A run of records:
□ □ □ □ □ □ □

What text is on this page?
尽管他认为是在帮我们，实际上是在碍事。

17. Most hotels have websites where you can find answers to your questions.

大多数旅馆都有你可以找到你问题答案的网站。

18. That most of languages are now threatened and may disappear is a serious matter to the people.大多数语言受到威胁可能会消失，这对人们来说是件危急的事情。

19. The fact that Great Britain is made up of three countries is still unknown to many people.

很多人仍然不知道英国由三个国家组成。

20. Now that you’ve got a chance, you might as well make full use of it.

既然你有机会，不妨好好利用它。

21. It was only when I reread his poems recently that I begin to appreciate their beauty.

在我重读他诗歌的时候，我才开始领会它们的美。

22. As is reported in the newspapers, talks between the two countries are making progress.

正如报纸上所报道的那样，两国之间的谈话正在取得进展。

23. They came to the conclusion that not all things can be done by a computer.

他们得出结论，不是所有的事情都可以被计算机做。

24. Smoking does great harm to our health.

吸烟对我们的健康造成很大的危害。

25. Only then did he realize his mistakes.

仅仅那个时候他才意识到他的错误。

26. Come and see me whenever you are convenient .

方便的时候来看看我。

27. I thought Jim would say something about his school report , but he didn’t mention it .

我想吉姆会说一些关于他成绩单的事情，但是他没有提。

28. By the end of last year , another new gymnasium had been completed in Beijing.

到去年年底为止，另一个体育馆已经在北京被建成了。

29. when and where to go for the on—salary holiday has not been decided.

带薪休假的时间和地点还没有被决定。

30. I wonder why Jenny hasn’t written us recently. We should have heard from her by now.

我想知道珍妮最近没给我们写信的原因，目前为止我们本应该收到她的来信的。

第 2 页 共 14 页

□ □ □ □ □ □ □

--- What is asked ---
Search the listing above for the string "recently". Copy every line that contains it.

--- Exercise solution ---
21. It was only when I reread his poems recently that I begin to appreciate their beauty.
30. I wonder why Jenny hasn’t written us recently. We should have heard from her by now.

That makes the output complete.